Begin

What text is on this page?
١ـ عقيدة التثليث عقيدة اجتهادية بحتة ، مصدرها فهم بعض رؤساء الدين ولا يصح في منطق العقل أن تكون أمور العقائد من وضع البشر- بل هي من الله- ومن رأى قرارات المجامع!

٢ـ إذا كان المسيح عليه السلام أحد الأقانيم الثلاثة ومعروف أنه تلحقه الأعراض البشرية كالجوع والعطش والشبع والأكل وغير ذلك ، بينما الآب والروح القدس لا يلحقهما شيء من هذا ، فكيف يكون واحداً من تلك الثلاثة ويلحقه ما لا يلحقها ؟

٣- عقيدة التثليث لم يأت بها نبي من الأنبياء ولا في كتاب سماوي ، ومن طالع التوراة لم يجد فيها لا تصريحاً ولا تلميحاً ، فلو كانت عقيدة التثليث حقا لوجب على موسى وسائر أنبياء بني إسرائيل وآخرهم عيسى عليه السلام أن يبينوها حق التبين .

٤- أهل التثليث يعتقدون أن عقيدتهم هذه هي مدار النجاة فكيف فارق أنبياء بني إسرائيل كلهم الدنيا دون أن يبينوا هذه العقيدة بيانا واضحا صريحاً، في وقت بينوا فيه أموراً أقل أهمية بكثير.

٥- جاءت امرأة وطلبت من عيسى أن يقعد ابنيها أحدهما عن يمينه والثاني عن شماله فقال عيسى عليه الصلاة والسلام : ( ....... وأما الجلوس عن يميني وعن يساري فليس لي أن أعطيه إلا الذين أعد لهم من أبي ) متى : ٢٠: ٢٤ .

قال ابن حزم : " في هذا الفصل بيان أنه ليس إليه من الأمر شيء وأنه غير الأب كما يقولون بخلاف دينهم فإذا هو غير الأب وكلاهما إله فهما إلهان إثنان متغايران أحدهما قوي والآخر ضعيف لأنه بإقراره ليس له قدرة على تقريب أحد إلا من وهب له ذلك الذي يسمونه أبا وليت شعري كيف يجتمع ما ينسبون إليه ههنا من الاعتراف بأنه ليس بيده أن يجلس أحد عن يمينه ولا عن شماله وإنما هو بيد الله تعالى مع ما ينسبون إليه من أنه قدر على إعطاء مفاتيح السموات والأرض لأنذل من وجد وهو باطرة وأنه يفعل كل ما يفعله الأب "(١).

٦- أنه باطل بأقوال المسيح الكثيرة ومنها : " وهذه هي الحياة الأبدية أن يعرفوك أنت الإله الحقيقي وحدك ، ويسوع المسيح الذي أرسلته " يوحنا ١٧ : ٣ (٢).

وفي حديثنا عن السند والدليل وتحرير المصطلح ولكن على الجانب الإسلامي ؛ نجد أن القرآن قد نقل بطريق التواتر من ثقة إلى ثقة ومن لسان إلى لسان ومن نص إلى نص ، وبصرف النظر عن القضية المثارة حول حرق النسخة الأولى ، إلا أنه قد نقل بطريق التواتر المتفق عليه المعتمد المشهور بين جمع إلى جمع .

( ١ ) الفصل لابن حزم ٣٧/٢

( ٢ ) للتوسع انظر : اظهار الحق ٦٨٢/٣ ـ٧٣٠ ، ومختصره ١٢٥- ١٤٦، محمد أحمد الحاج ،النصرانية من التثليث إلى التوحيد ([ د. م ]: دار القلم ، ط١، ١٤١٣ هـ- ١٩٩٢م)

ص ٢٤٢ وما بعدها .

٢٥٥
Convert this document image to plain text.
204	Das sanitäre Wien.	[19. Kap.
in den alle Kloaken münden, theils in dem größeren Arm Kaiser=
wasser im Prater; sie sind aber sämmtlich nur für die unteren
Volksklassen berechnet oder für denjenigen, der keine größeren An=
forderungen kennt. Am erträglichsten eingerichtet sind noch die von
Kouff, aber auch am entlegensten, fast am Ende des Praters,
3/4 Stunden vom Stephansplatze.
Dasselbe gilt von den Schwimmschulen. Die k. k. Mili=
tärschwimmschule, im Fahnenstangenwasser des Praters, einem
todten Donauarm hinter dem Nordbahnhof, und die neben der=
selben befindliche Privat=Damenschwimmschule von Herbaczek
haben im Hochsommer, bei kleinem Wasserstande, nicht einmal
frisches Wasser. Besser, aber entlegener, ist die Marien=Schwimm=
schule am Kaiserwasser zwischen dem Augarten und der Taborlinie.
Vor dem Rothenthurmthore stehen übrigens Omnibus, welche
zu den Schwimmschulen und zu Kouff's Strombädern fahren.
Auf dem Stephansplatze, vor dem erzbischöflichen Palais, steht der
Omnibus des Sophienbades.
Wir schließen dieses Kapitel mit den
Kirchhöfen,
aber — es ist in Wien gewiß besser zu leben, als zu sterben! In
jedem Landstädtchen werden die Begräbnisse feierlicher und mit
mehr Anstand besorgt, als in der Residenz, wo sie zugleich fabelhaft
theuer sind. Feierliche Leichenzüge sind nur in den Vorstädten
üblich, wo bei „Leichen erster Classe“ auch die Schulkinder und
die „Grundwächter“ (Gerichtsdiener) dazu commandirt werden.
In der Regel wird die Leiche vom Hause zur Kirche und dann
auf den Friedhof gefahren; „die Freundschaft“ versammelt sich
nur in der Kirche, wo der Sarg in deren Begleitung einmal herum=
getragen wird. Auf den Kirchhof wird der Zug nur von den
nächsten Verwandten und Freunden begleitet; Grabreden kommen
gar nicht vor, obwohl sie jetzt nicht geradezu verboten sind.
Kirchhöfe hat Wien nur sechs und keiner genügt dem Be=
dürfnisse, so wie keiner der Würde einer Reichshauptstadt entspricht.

End

## [Your goal]
Return exactly the lines from the one containing "Convert this document image to plain text." to the last line of the data, and nothing more.

## [Problem solution]
Convert this document image to plain text.
204	Das sanitäre Wien.	[19. Kap.
in den alle Kloaken münden, theils in dem größeren Arm Kaiser=
wasser im Prater; sie sind aber sämmtlich nur für die unteren
Volksklassen berechnet oder für denjenigen, der keine größeren An=
forderungen kennt. Am erträglichsten eingerichtet sind noch die von
Kouff, aber auch am entlegensten, fast am Ende des Praters,
3/4 Stunden vom Stephansplatze.
Dasselbe gilt von den Schwimmschulen. Die k. k. Mili=
tärschwimmschule, im Fahnenstangenwasser des Praters, einem
todten Donauarm hinter dem Nordbahnhof, und die neben der=
selben befindliche Privat=Damenschwimmschule von Herbaczek
haben im Hochsommer, bei kleinem Wasserstande, nicht einmal
frisches Wasser. Besser, aber entlegener, ist die Marien=Schwimm=
schule am Kaiserwasser zwischen dem Augarten und der Taborlinie.
Vor dem Rothenthurmthore stehen übrigens Omnibus, welche
zu den Schwimmschulen und zu Kouff's Strombädern fahren.
Auf dem Stephansplatze, vor dem erzbischöflichen Palais, steht der
Omnibus des Sophienbades.
Wir schließen dieses Kapitel mit den
Kirchhöfen,
aber — es ist in Wien gewiß besser zu leben, als zu sterben! In
jedem Landstädtchen werden die Begräbnisse feierlicher und mit
mehr Anstand besorgt, als in der Residenz, wo sie zugleich fabelhaft
theuer sind. Feierliche Leichenzüge sind nur in den Vorstädten
üblich, wo bei „Leichen erster Classe“ auch die Schulkinder und
die „Grundwächter“ (Gerichtsdiener) dazu commandirt werden.
In der Regel wird die Leiche vom Hause zur Kirche und dann
auf den Friedhof gefahren; „die Freundschaft“ versammelt sich
nur in der Kirche, wo der Sarg in deren Begleitung einmal herum=
getragen wird. Auf den Kirchhof wird der Zug nur von den
nächsten Verwandten und Freunden begleitet; Grabreden kommen
gar nicht vor, obwohl sie jetzt nicht geradezu verboten sind.
Kirchhöfe hat Wien nur sechs und keiner genügt dem Be=
dürfnisse, so wie keiner der Würde einer Reichshauptstadt entspricht.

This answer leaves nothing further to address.